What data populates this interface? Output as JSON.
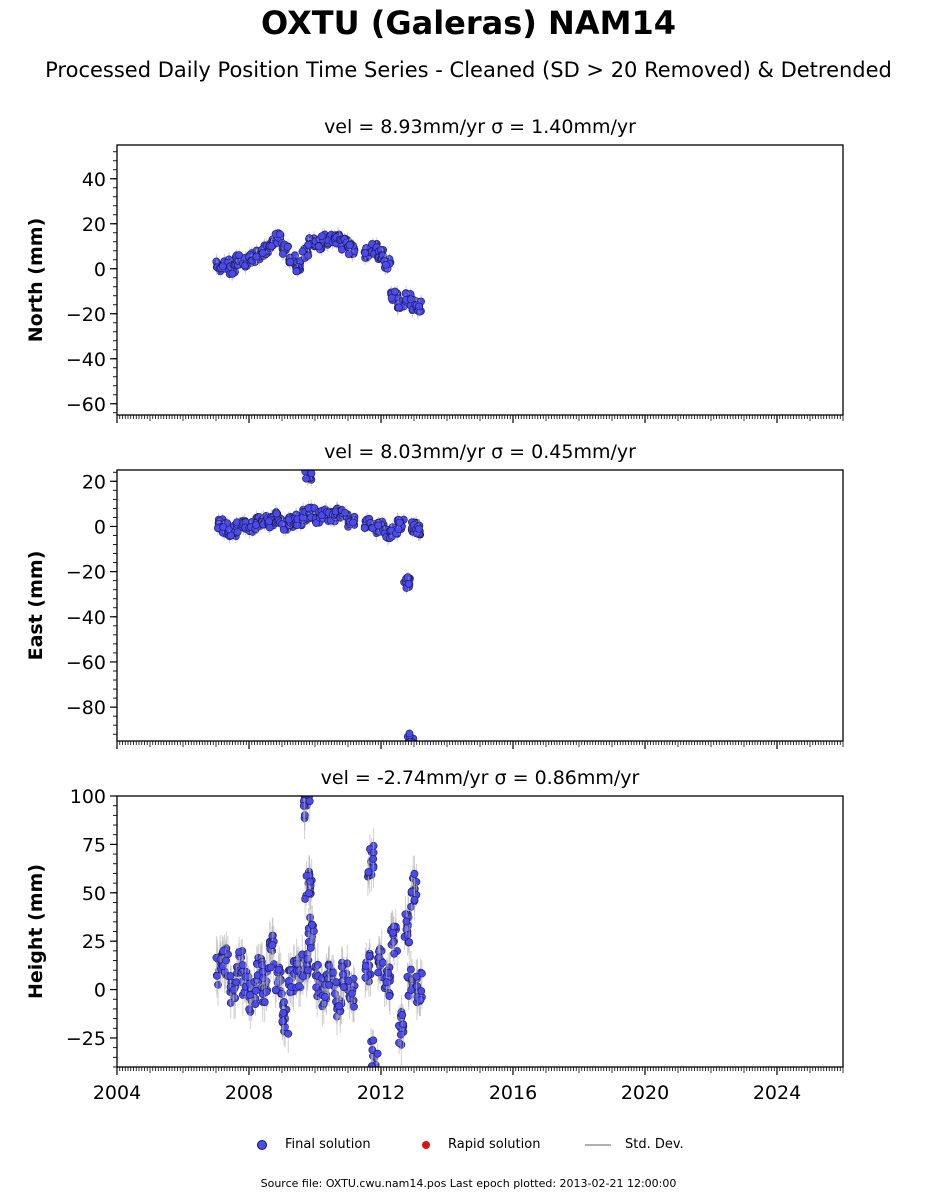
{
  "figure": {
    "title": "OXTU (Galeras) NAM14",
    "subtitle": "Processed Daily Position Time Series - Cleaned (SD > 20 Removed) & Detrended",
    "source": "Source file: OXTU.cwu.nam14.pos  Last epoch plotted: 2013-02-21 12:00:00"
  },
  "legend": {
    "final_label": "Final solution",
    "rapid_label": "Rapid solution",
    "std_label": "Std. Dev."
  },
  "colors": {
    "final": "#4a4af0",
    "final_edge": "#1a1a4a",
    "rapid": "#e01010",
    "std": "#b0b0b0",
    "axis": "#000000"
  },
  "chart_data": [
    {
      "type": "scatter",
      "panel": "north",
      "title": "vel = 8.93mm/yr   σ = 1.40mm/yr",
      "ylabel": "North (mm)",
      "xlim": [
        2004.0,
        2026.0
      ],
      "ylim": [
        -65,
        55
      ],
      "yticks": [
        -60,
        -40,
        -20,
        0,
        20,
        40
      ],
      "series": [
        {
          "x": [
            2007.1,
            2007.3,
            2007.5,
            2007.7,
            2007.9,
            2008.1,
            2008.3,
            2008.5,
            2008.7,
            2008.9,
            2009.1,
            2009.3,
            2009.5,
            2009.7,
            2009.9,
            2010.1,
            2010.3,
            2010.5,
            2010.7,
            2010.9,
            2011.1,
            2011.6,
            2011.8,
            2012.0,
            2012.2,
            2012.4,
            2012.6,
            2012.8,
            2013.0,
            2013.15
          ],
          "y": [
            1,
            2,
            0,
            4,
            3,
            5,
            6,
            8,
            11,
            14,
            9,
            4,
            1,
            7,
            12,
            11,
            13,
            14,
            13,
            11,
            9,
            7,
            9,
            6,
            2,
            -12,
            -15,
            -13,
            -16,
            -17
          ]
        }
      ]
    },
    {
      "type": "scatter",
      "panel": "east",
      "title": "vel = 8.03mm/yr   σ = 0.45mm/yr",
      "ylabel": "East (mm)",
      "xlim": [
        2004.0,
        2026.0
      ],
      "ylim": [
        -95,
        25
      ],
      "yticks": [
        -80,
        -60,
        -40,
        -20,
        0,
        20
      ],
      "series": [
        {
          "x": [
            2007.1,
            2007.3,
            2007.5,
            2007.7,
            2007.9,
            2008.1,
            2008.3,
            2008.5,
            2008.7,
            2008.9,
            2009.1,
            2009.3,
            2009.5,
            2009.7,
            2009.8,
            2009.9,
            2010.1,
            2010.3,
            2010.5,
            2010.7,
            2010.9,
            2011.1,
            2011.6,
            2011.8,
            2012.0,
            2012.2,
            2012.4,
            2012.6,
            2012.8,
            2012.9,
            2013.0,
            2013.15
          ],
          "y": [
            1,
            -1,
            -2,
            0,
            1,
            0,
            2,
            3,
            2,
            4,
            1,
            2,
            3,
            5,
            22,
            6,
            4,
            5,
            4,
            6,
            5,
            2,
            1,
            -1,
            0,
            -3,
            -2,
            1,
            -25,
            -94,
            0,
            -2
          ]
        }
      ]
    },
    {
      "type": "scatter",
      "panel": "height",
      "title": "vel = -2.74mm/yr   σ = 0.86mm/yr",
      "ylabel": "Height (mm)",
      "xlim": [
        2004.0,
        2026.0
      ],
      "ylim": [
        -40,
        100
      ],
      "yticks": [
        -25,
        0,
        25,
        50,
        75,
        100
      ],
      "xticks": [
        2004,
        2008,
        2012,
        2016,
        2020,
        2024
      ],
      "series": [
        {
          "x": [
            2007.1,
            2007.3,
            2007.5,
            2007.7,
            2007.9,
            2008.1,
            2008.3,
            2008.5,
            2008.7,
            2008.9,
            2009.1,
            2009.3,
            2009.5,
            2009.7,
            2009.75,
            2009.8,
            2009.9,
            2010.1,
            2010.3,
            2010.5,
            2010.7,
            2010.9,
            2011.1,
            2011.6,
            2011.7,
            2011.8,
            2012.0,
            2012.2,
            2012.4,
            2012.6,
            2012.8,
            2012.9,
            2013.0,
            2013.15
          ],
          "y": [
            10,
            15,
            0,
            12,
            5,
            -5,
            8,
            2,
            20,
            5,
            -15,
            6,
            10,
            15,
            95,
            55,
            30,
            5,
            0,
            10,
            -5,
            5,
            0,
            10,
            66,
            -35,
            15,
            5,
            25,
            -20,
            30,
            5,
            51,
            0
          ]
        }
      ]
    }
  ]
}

============================================================

Work instructions: Copy out every line of the material above that mentions the word "ylabel".

Completed task:
      "ylabel": "North (mm)",
      "ylabel": "East (mm)",
      "ylabel": "Height (mm)",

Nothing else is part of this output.